• Texte extrait:
....

Question orale n° 393 :
DOM-ROM : La Réunion

14e Législature

Question de : Mme Monique Orphé
Réunion (6e circonscription) - Socialiste, écologiste et républicain

Mme Monique Orphé attire l'attention de Mme la ministre de l'égalité des territoires et du logement sur la crise du logement touchant gravement les départements d'outre-mer. La Réunion doit en effet faire face à un déficit de logements sociaux important, avec plus de 20 000 demandeurs insatisfaits et un nombre de logements locatifs sociaux de 64 pour 1 000, soit 5 points en-dessous de la moyenne nationale, et cela dans un contexte de croissance démographique soutenue et sur un territoire doublement contraint par sa topographie et son exposition aux risques naturels. Lorsqu'une famille est dépourvue de logement, c'est sa dignité qui est touchée. Beaucoup de ces familles n'aspirent aujourd'hui qu'à un seul rêve : accéder à un logement pour vivre dignement. Des situations insoutenables et inacceptables dans notre belle démocratie. La mission outre-mer a annoncé la construction de 10 000 logements sociaux par an en outre-mer pour répondre à la demande. Si le Gouvernement a une ambition affichée pour répondre aux besoins de nombreux ménages, encore faudrait-il lever les freins à la réalisation des objectifs avancés. La garantie d'emprunt est un de ces freins. En raison du désengagement du département réunionnais, les bailleurs doivent obtenir quatre garants pour financer les opérations de construction de logements sociaux. Cette multiplication des garants freine la sortie des projets. Cette difficulté se posera d'ailleurs en métropole. Les garants n'auront en effet plus la capacité financière pour faire face à l'objectif de construction de 500 000 logements à la fin de ce quinquennat. La CGLLS n'a pas la capacité financière pour se substituer à ses garants. Ce ralentissement en matière de construction fragilise, le secteur du BTP, créateur de nombreux emplois. Dans une île qui compte 30 % de chômage, ce n'est pas négligeable. À l'heure où le Président de la République défend "le choc de confiance" pour relancer le bâtiment "face à l'urgence économique, sociale et environnementale", et a affiché son souhait de lever "tous les freins à la construction", il apparaît opportun de simplifier la procédure en supprimant des garants. Elle souhaite donc connaître la politique gouvernementale qui va être menée pour lever ce frein.

....

• Extraits des items:

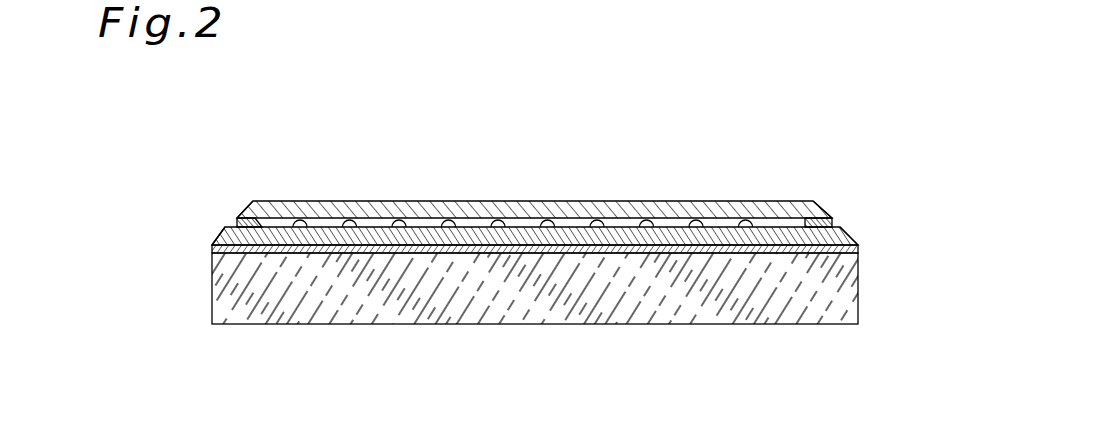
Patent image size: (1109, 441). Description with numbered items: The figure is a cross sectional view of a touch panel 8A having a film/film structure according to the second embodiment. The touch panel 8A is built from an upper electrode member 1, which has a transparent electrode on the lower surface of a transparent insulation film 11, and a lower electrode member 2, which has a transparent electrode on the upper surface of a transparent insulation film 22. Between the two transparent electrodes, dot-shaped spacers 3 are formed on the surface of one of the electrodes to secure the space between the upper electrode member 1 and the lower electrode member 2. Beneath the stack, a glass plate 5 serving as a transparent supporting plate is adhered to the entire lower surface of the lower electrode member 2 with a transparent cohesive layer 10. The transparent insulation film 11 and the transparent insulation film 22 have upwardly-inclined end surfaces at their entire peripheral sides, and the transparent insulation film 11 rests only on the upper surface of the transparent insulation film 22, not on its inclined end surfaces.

The upper electrode member 1 is at (534, 153).
The lower electrode member 2 is at (846, 227).
The dot-shaped spacers 3 is at (599, 230).
The glass plate (transparent supporting plate) 5 is at (453, 327).
The touch panel 8A is at (424, 199).
The transparent cohesive layer 10 is at (528, 273).
The transparent insulation film 11 is at (534, 161).
The transparent insulation film 22 is at (778, 241).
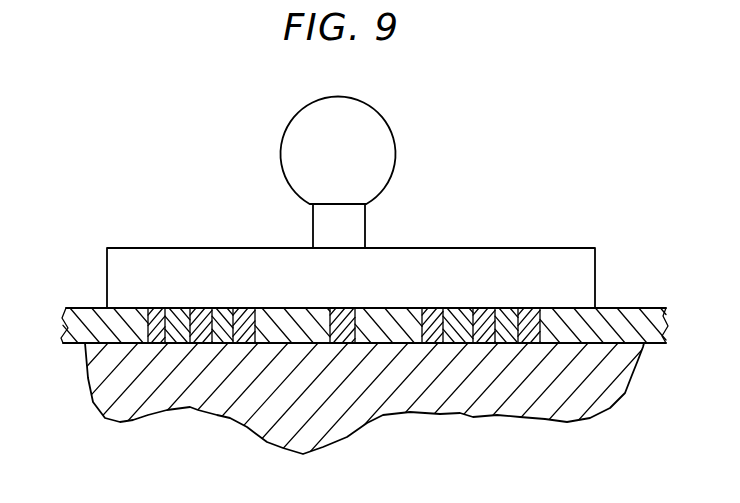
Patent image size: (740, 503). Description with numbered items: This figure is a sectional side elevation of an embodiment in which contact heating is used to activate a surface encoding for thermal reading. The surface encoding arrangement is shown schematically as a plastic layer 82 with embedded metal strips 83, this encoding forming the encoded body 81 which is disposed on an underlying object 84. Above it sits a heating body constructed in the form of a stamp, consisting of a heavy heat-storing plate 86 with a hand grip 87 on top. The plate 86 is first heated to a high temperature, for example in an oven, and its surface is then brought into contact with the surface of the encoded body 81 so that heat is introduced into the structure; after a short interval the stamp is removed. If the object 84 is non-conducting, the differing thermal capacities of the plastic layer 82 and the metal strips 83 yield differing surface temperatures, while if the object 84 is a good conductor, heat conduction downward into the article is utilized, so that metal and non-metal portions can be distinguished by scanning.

The encoded body 81 is at (367, 301).
The plastic layer 82 is at (307, 311).
The embedded strips 83 is at (205, 310).
The object 84 is at (358, 411).
The heat-storing plate 86 is at (563, 250).
The hand grip 87 is at (383, 132).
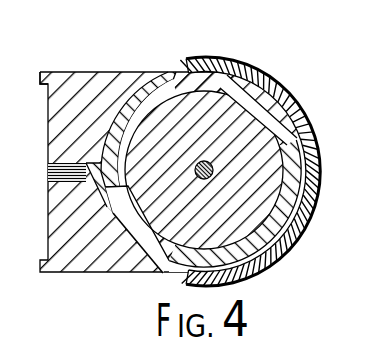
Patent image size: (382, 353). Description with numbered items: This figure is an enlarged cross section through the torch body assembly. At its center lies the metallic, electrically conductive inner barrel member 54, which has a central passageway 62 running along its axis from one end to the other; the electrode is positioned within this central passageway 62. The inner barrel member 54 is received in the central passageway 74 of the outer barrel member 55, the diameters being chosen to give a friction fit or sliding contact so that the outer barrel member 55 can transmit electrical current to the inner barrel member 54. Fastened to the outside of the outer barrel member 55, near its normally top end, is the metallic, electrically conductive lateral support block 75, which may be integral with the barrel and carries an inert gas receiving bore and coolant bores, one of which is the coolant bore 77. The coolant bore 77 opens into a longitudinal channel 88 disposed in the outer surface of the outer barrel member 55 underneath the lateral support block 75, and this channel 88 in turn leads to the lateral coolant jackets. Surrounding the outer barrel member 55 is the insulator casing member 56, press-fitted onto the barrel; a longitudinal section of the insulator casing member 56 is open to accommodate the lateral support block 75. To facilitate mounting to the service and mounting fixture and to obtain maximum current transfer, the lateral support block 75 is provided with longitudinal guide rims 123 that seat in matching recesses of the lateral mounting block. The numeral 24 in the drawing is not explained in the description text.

....

• Liste des consignes:
A) Répondez à ces questions d'après la question sur le logement social à La Réunion :
(i) Combien de demandeurs insatisfaits de logement social La Réunion compte-t-elle ?
(ii) Combien de garants les bailleurs doivent-ils obtenir pour financer la construction de logements sociaux ?
(iii) Quel taux de chômage est indiqué pour l'île ?
B) Prolongez la question sur le logement social à La Réunion après sa dernière phrase.

• Consignes corrigées:
A)
(i) Plus de 20 000.
(ii) Quatre.
(iii) 30 %.

B)
Réponse en séance, et publiée le 20 novembre 2013

SITUATION DU LOGEMENT À LA RÉUNION
Mme la présidente. La parole est à Mme Monique Orphé, pour exposer sa question, n°  393, relative à la situation du logement à la Réunion.

Mme Monique Orphé. Madame la ministre de l'égalité des territoires et du logement, comme l'Hexagone, les départements d’outre-mer souffrent de la crise du logement. La Réunion, territoire dont je suis élue, doit faire face à un déficit de logements sociaux important, avec plus de 20 000 demandeurs insatisfaits, et cela dans un contexte de croissance démographique soutenue et sur un territoire contraint par sa topographie. Or 80 % de ces demandeurs sont éligibles à un logement social.

Vous n'êtes pas sans savoir, madame la ministre, que l'absence de logement favorise l'exclusion, contribue à l'échec scolaire et atteint certaines personnes dans leur dignité, notamment celles et ceux qui dorment dans la rue ou vivent dans des logements surpeuplés – 22 % des ménages réunionnais vivent dans un logement exigu. J'ai rencontré beaucoup de ces familles dans ma circonscription. Ces situations insoutenables sont inacceptables dans un département français.

La mission « Outre-mer » prévoit la construction de 10 000 logements sociaux par an en outre-mer pour répondre à la demande. Si cette ambition est proclamée, encore faut-il lever les freins à sa concrétisation. Après de nombreux entretiens avec les principaux bailleurs de l'île et après l'interpellation des entreprises de BTP, un de ces freins a été identifié. Il s'agit de la garantie d'emprunt.

En effet, le désengagement du département de La Réunion depuis un an a conduit les bailleurs à chercher en urgence des solutions. Un protocole d'accord a été signé, valable jusqu'en décembre 2014, et pas moins de quatre collectivités sont sollicitées pour garantir un emprunt, multiplication des garants qui a porté un coup d'arrêt aux opérations de construction de logements : l'année dernière, la construction de 2 000 logements a dû être reportée. Ce ralentissement des constructions a contribué à fragiliser le secteur du BTP, déjà en crise, alors que c'est un des plus gros créateurs d'emplois à La Réunion. Sachant que la construction de logements génère 1,5 emploi par logement, l'année dernière 3 000 emplois auraient donc pu être créés, ce qui n'est pas négligeable dans un département qui compte 30 % de chômeurs.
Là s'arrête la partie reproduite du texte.